Data listing:
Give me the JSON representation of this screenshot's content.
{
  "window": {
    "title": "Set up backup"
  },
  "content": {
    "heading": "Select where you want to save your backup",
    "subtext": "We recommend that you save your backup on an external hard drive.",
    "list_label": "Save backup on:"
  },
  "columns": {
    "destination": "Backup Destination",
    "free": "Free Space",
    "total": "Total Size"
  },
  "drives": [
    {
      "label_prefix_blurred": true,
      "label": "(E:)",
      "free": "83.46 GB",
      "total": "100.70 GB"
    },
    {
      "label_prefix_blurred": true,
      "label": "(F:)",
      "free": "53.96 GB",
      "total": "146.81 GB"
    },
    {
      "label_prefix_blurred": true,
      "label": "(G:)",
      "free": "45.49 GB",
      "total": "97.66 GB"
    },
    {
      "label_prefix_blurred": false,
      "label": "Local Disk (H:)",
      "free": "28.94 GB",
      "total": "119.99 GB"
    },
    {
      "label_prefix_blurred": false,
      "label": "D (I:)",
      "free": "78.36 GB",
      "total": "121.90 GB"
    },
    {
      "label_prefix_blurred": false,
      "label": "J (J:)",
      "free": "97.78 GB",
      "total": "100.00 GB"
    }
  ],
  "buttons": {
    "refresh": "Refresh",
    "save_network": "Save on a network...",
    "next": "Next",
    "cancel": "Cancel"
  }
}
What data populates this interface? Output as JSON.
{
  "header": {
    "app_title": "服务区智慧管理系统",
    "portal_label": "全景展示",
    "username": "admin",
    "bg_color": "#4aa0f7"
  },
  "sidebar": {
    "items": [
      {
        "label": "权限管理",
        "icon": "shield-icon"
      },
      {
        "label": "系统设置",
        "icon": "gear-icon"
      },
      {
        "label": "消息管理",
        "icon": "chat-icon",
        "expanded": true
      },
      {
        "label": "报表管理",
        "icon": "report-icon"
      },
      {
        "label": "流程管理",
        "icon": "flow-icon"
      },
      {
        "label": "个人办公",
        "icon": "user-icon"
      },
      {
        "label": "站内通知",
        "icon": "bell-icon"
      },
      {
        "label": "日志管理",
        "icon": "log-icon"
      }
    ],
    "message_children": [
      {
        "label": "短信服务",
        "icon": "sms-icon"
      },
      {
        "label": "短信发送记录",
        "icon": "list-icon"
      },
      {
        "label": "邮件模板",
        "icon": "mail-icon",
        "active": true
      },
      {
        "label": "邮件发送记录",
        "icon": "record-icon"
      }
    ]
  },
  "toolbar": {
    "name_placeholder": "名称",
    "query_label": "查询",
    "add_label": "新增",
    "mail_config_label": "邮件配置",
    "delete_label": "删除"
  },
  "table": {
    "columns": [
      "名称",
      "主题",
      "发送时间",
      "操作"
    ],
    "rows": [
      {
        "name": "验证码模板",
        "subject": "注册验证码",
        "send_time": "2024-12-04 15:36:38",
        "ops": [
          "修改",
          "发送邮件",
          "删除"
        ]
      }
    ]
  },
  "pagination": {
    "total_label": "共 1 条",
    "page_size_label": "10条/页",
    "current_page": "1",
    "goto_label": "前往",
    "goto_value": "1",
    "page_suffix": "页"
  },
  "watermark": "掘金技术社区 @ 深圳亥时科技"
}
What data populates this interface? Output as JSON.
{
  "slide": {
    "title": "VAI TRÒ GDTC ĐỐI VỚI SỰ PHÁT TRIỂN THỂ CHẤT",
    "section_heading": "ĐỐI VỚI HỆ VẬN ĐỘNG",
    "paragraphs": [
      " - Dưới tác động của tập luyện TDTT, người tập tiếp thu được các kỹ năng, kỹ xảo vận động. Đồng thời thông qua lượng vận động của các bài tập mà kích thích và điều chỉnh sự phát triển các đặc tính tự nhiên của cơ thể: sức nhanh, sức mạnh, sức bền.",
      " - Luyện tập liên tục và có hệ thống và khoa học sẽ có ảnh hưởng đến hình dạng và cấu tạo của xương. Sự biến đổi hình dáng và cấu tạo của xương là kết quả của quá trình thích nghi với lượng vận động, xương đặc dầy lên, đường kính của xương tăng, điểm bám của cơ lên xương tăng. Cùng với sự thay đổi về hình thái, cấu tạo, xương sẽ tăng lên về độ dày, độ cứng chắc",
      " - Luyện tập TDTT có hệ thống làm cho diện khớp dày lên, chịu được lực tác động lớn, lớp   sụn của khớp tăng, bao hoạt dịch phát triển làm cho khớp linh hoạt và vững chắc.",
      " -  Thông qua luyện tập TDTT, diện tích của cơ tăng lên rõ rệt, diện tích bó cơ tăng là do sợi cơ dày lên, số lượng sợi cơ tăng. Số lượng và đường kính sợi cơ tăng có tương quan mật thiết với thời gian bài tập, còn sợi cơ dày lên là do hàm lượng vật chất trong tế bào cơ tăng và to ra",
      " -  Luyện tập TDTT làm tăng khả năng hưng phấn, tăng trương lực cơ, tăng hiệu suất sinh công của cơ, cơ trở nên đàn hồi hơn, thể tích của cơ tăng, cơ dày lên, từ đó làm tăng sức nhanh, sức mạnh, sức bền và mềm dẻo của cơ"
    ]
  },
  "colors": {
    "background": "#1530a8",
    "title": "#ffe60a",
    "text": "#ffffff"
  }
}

Task requirements:
From the entries above, select each line containing the string "tăng".

Exercise response:
      " - Luyện tập liên tục và có hệ thống và khoa học sẽ có ảnh hưởng đến hình dạng và cấu tạo của xương. Sự biến đổi hình dáng và cấu tạo của xương là kết quả của quá trình thích nghi với lượng vận động, xương đặc dầy lên, đường kính của xương tăng, điểm bám của cơ lên xương tăng. Cùng với sự thay đổi về hình thái, cấu tạo, xương sẽ tăng lên về độ dày, độ cứng chắc",
      " - Luyện tập TDTT có hệ thống làm cho diện khớp dày lên, chịu được lực tác động lớn, lớp   sụn của khớp tăng, bao hoạt dịch phát triển làm cho khớp linh hoạt và vững chắc.",
      " -  Thông qua luyện tập TDTT, diện tích của cơ tăng lên rõ rệt, diện tích bó cơ tăng là do sợi cơ dày lên, số lượng sợi cơ tăng. Số lượng và đường kính sợi cơ tăng có tương quan mật thiết với thời gian bài tập, còn sợi cơ dày lên là do hàm lượng vật chất trong tế bào cơ tăng và to ra",
      " -  Luyện tập TDTT làm tăng khả năng hưng phấn, tăng trương lực cơ, tăng hiệu suất sinh công của cơ, cơ trở nên đàn hồi hơn, thể tích của cơ tăng, cơ dày lên, từ đó làm tăng sức nhanh, sức mạnh, sức bền và mềm dẻo của cơ"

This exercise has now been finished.